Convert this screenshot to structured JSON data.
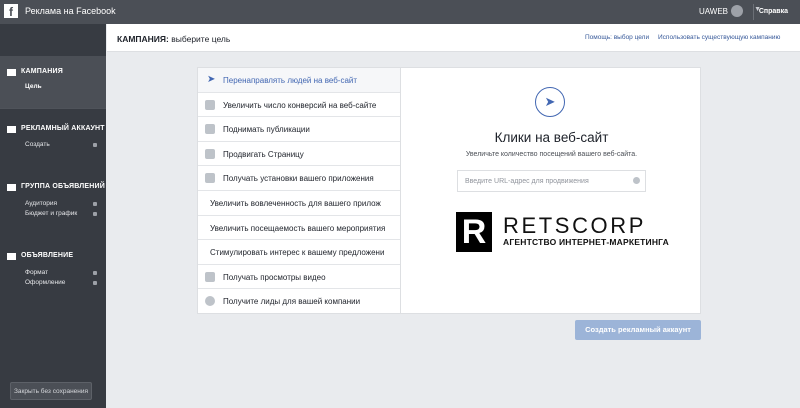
{
  "topbar": {
    "title": "Реклама на Facebook",
    "account": "UAWEB",
    "help": "Справка",
    "icons": {
      "logo": "facebook-logo",
      "globe": "globe-icon",
      "caret": "chevron-down-icon"
    }
  },
  "sidebar": {
    "sections": [
      {
        "title": "КАМПАНИЯ",
        "icon": "campaign-icon",
        "items": [
          "Цель"
        ]
      },
      {
        "title": "РЕКЛАМНЫЙ АККАУНТ",
        "icon": "megaphone-icon",
        "items": [
          "Создать"
        ]
      },
      {
        "title": "ГРУППА ОБЪЯВЛЕНИЙ",
        "icon": "grid-icon",
        "items": [
          "Аудитория",
          "Бюджет и график"
        ]
      },
      {
        "title": "ОБЪЯВЛЕНИЕ",
        "icon": "monitor-icon",
        "items": [
          "Формат",
          "Оформление"
        ]
      }
    ],
    "close_button": "Закрыть без сохранения"
  },
  "header": {
    "title_bold": "КАМПАНИЯ:",
    "title_rest": " выберите цель",
    "link_help": "Помощь: выбор цели",
    "link_existing": "Использовать существующую кампанию"
  },
  "objectives": [
    "Перенаправлять людей на веб-сайт",
    "Увеличить число конверсий на веб-сайте",
    "Поднимать публикации",
    "Продвигать Страницу",
    "Получать установки вашего приложения",
    "Увеличить вовлеченность для вашего прилож",
    "Увеличить посещаемость вашего мероприятия",
    "Стимулировать интерес к вашему предложени",
    "Получать просмотры видео",
    "Получите лиды для вашей компании"
  ],
  "detail": {
    "title": "Клики на веб-сайт",
    "subtitle": "Увеличьте количество посещений вашего веб-сайта.",
    "url_placeholder": "Введите URL-адрес для продвижения"
  },
  "watermark": {
    "name": "RETSCORP",
    "tagline": "АГЕНТСТВО ИНТЕРНЕТ-МАРКЕТИНГА",
    "letter": "R"
  },
  "create_button": "Создать рекламный аккаунт",
  "colors": {
    "topbar": "#4b4f56",
    "sidebar": "#373b42",
    "link": "#365899",
    "accent": "#4267b2",
    "button": "#9cb4d8"
  }
}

- _Task prompt_
Transcribe all the records above word for word, without their images.

- _Exercise output_
Convert this screenshot to structured JSON data.
{
  "topbar": {
    "title": "Реклама на Facebook",
    "account": "UAWEB",
    "help": "Справка",
    "icons": {
      "logo": "facebook-logo",
      "globe": "globe-icon",
      "caret": "chevron-down-icon"
    }
  },
  "sidebar": {
    "sections": [
      {
        "title": "КАМПАНИЯ",
        "icon": "campaign-icon",
        "items": [
          "Цель"
        ]
      },
      {
        "title": "РЕКЛАМНЫЙ АККАУНТ",
        "icon": "megaphone-icon",
        "items": [
          "Создать"
        ]
      },
      {
        "title": "ГРУППА ОБЪЯВЛЕНИЙ",
        "icon": "grid-icon",
        "items": [
          "Аудитория",
          "Бюджет и график"
        ]
      },
      {
        "title": "ОБЪЯВЛЕНИЕ",
        "icon": "monitor-icon",
        "items": [
          "Формат",
          "Оформление"
        ]
      }
    ],
    "close_button": "Закрыть без сохранения"
  },
  "header": {
    "title_bold": "КАМПАНИЯ:",
    "title_rest": " выберите цель",
    "link_help": "Помощь: выбор цели",
    "link_existing": "Использовать существующую кампанию"
  },
  "objectives": [
    "Перенаправлять людей на веб-сайт",
    "Увеличить число конверсий на веб-сайте",
    "Поднимать публикации",
    "Продвигать Страницу",
    "Получать установки вашего приложения",
    "Увеличить вовлеченность для вашего прилож",
    "Увеличить посещаемость вашего мероприятия",
    "Стимулировать интерес к вашему предложени",
    "Получать просмотры видео",
    "Получите лиды для вашей компании"
  ],
  "detail": {
    "title": "Клики на веб-сайт",
    "subtitle": "Увеличьте количество посещений вашего веб-сайта.",
    "url_placeholder": "Введите URL-адрес для продвижения"
  },
  "watermark": {
    "name": "RETSCORP",
    "tagline": "АГЕНТСТВО ИНТЕРНЕТ-МАРКЕТИНГА",
    "letter": "R"
  },
  "create_button": "Создать рекламный аккаунт",
  "colors": {
    "topbar": "#4b4f56",
    "sidebar": "#373b42",
    "link": "#365899",
    "accent": "#4267b2",
    "button": "#9cb4d8"
  }
}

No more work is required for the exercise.